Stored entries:
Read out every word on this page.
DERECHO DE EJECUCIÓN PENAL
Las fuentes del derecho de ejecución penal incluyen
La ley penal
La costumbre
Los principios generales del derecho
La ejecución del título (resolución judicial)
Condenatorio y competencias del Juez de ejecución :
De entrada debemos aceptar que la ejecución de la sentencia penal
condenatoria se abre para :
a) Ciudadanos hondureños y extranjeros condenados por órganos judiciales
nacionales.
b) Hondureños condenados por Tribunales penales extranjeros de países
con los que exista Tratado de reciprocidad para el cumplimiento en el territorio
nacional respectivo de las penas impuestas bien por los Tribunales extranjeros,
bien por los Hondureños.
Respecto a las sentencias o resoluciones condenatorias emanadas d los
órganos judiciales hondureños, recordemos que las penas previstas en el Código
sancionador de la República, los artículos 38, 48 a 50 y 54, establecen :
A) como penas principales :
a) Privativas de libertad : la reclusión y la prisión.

Task instructions: The records above need to be transcribed in full. Keep every character unchanged.

Solution:
Read out every word on this page.
DERECHO DE EJECUCIÓN PENAL
Las fuentes del derecho de ejecución penal incluyen
La ley penal
La costumbre
Los principios generales del derecho
La ejecución del título (resolución judicial)
Condenatorio y competencias del Juez de ejecución :
De entrada debemos aceptar que la ejecución de la sentencia penal
condenatoria se abre para :
a) Ciudadanos hondureños y extranjeros condenados por órganos judiciales
nacionales.
b) Hondureños condenados por Tribunales penales extranjeros de países
con los que exista Tratado de reciprocidad para el cumplimiento en el territorio
nacional respectivo de las penas impuestas bien por los Tribunales extranjeros,
bien por los Hondureños.
Respecto a las sentencias o resoluciones condenatorias emanadas d los
órganos judiciales hondureños, recordemos que las penas previstas en el Código
sancionador de la República, los artículos 38, 48 a 50 y 54, establecen :
A) como penas principales :
a) Privativas de libertad : la reclusión y la prisión.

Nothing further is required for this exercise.